• **SOURCE EXTRACT**
The Two-Capacitor Problem

[jg370]

This is most likely a well known problem. I think that I could deal with its basic aspects such as calculating the magnitude of the potential difference across each capacitor, the potential energy store in the two capacitor after the switch is close, ect, if I could determine whether the two capacitors are connected in series or in parallel once the switch is close.

If I treat the charged capacitor as an emf source, I am led to think that the two capacitors are connected in series. However, if I consider the arrangement as two capacitors, then I see them as paralllel connected.

Can anyone give me an idea how to determine whether the two capacitors are in series or in parallel once the switch is closed.

Refer to the following for a diagram of the circuit.

www.livemath.com/lmstorage/files/1086007595696

Thank you for your help,

JG

[BoulderHead]

jg370,
When you close the switch the capacitors are connected in parallel.

• **PROVIDED MATERIAL**
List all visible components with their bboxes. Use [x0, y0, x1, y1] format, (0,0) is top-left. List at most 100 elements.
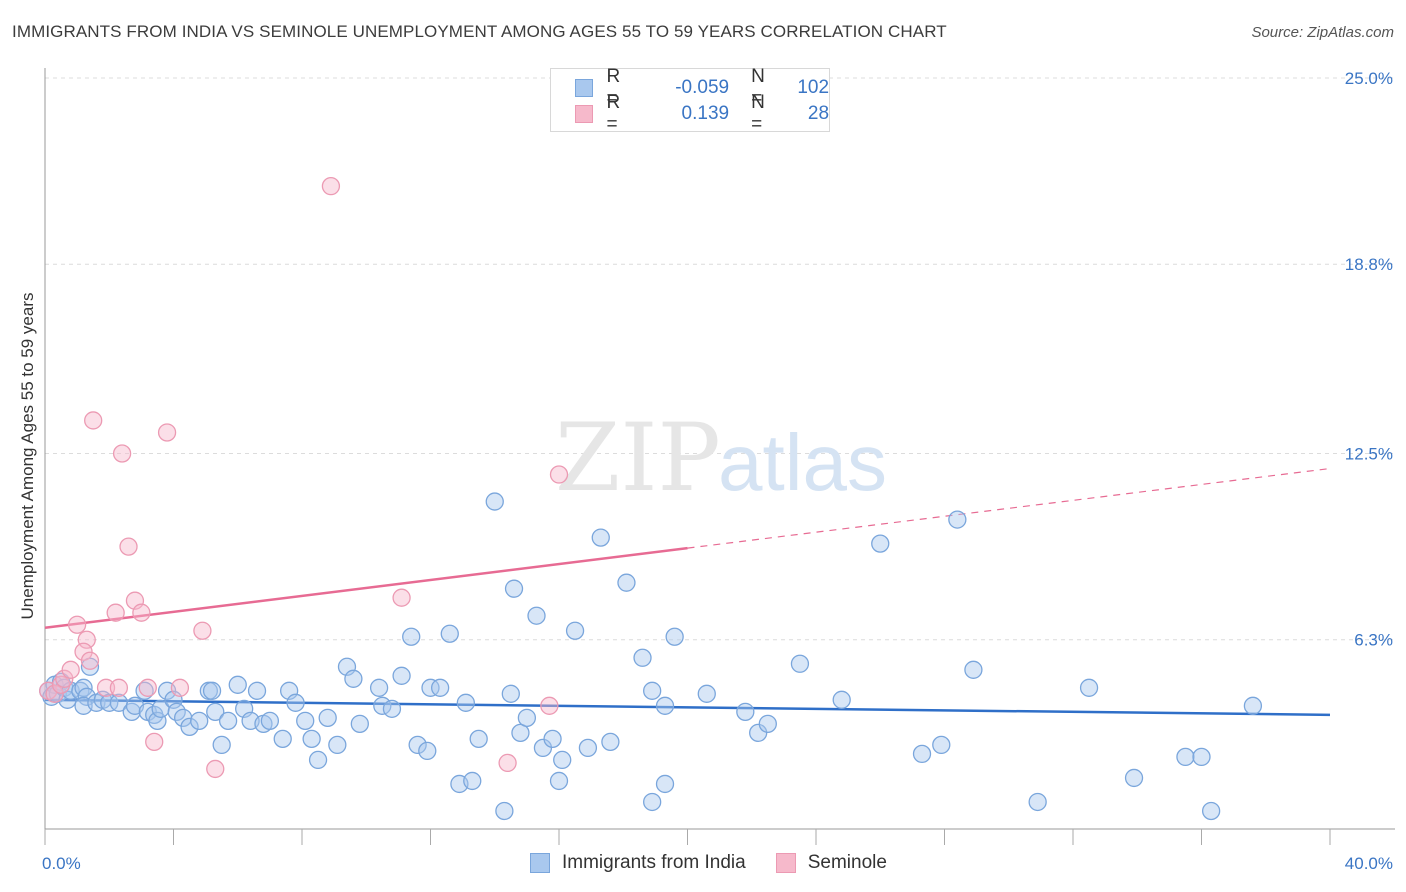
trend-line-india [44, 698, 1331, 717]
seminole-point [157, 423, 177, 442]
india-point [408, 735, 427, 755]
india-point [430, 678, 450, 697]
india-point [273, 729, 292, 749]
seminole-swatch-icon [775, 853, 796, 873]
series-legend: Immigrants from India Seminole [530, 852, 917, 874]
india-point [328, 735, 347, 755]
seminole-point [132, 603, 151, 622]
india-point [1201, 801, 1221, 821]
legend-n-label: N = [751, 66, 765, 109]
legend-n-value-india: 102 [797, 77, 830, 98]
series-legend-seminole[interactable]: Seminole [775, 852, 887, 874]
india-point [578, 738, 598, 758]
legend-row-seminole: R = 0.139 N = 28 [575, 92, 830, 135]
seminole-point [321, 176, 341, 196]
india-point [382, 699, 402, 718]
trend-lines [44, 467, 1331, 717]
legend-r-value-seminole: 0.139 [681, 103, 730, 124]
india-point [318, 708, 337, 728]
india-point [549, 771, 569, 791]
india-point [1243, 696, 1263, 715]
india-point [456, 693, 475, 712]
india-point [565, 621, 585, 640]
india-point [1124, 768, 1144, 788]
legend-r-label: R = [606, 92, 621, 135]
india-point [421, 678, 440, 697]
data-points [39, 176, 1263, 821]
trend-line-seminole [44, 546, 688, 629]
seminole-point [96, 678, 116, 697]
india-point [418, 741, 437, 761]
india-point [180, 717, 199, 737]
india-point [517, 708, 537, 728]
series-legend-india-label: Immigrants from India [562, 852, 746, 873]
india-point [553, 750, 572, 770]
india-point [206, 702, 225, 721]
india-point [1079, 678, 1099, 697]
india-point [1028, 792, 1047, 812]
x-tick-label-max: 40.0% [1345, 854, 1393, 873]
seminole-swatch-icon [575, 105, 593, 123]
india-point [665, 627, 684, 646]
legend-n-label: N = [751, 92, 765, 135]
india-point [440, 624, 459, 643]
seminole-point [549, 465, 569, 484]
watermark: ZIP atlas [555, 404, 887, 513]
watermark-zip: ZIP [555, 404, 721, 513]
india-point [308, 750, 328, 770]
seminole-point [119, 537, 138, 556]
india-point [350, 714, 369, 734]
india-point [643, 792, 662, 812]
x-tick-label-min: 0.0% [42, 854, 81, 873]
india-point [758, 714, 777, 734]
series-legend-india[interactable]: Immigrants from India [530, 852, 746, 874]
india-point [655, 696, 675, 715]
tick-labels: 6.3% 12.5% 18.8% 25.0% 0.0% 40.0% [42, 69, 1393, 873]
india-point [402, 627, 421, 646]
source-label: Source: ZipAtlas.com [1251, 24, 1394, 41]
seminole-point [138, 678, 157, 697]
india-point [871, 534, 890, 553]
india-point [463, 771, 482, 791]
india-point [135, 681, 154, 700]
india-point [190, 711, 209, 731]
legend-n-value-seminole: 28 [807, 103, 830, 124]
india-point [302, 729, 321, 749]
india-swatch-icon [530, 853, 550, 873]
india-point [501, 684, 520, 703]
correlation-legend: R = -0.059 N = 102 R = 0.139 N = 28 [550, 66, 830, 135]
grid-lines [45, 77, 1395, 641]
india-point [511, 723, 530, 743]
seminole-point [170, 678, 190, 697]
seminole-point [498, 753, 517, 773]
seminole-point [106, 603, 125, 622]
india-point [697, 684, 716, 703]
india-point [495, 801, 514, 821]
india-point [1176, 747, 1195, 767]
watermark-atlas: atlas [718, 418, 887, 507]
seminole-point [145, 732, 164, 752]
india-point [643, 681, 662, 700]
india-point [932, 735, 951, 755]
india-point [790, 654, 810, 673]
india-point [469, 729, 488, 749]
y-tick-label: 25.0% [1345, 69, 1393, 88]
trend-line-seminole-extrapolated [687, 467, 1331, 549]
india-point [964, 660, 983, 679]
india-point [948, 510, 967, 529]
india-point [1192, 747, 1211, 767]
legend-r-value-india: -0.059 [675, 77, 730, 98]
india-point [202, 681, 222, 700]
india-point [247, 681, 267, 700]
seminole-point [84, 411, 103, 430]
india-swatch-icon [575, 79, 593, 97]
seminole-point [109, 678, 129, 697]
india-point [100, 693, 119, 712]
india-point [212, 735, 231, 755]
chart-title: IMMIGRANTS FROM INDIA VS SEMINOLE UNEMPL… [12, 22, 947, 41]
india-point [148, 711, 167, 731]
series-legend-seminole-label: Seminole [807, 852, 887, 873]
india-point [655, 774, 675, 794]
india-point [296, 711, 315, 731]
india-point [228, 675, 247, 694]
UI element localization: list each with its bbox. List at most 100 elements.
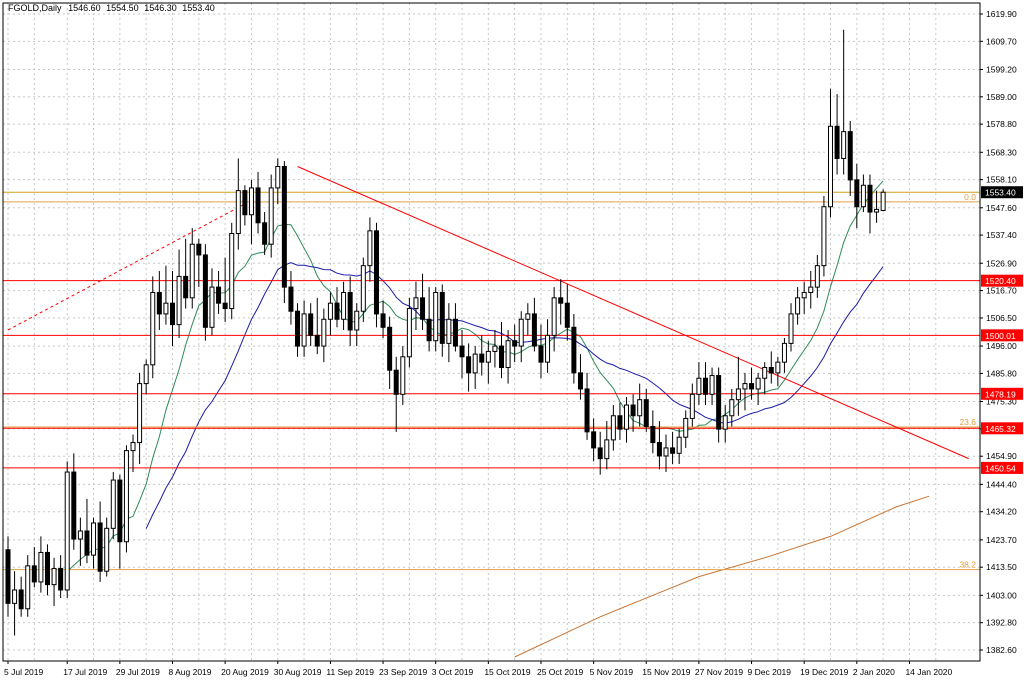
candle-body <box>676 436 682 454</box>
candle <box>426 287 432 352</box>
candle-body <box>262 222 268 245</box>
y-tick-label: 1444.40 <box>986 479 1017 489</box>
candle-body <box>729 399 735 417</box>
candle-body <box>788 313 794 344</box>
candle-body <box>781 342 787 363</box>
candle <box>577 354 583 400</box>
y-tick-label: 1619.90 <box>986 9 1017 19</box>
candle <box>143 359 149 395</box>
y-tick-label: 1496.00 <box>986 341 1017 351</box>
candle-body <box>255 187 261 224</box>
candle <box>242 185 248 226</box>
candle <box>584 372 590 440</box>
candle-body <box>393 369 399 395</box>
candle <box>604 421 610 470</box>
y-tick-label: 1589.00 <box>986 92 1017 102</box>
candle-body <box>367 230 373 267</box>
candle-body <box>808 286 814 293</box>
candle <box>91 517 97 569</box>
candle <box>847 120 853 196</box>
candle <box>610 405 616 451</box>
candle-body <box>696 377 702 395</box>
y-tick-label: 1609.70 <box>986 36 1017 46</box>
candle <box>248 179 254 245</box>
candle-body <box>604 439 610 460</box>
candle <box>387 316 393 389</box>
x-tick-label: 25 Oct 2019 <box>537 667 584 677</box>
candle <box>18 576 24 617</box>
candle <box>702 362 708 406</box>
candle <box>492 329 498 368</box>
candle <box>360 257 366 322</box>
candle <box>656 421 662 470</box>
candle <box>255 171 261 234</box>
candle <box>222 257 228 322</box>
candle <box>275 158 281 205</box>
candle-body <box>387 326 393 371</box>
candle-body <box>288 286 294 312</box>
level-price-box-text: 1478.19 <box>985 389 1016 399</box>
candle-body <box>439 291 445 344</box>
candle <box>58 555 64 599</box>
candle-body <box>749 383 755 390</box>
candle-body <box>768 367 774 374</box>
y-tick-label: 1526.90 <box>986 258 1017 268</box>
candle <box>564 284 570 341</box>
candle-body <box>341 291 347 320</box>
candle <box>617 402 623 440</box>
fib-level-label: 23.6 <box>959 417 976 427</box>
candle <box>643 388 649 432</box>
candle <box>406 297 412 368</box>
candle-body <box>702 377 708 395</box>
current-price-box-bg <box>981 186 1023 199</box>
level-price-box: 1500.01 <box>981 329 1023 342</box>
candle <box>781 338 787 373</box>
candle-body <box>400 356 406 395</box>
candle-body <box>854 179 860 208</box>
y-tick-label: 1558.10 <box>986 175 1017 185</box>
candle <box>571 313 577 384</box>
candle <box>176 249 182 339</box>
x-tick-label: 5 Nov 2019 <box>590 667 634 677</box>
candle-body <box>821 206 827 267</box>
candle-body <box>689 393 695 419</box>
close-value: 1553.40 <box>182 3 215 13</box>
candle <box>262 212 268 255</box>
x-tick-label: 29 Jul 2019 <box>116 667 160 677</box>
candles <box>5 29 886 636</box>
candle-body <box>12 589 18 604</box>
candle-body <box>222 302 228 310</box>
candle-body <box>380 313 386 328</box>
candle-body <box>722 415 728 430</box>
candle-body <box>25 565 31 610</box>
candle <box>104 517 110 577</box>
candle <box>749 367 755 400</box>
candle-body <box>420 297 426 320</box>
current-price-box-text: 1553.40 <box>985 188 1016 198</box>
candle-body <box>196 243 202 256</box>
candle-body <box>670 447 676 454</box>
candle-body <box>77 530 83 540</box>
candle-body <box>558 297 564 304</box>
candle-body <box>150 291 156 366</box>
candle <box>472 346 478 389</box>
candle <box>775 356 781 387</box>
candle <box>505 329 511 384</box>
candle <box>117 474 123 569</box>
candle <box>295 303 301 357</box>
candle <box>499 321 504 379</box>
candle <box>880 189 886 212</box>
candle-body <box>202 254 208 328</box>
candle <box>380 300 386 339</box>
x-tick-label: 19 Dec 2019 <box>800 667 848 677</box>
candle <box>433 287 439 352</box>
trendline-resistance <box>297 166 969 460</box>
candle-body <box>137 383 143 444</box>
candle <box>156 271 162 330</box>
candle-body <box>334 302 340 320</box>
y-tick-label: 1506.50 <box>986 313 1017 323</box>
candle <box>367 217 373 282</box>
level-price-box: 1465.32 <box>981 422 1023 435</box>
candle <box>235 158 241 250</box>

• **TO DO**
(1) Answer these from the two-capacitor thread:
(a) What approach does jg370 say leads to the view that the capacitors are in series?
(b) According to BoulderHead, how are the capacitors connected once the switch is closed?
(c) Where does jg370 send readers for a diagram of the circuit?
(2) Swap in "toggle" wherever "switch" appears, and write out the two-capacitor thread again for everything from "The Two-Capacitor Problem" down to "switch is closed.".
(3) Proceed with the two-capacitor thread past its final reply.

• **RESULTS OF THE TASKS**
(1)
(a) Treating the charged capacitor as an emf source.
(b) In parallel.
(c) www.livemath.com/lmstorage/files/1086007595696

(2)
The Two-Capacitor Problem

[jg370]

This is most likely a well known problem. I think that I could deal with its basic aspects such as calculating the magnitude of the potential difference across each capacitor, the potential energy store in the two capacitor after the toggle is close, ect, if I could determine whether the two capacitors are connected in series or in parallel once the toggle is close.

If I treat the charged capacitor as an emf source, I am led to think that the two capacitors are connected in series. However, if I consider the arrangement as two capacitors, then I see them as paralllel connected.

Can anyone give me an idea how to determine whether the two capacitors are in series or in parallel once the toggle is closed.

(3)
Good luck

[Martin]

They are simultaneously in series (same current) and in parallel (same voltage).

The solution to the problem requires that you first recognize that the model likely being used is that of an “ideal” circuit (i.e., lumped circuit theory). In applying lumped circuit theory, we distinguish between the electrical properties (resistance, capacitance, and inductance) and physical circuit elements (resistor, capacitor, and inductor). If you bear that in mind, and then carefully apply Kirchoff’s Laws, you will arrive at the answer. (See the discussion here (http://www.ilovephysics.com/cgi-bin/index.cgi?action=forum&board=conceptdiscadv&op=display&num=50)).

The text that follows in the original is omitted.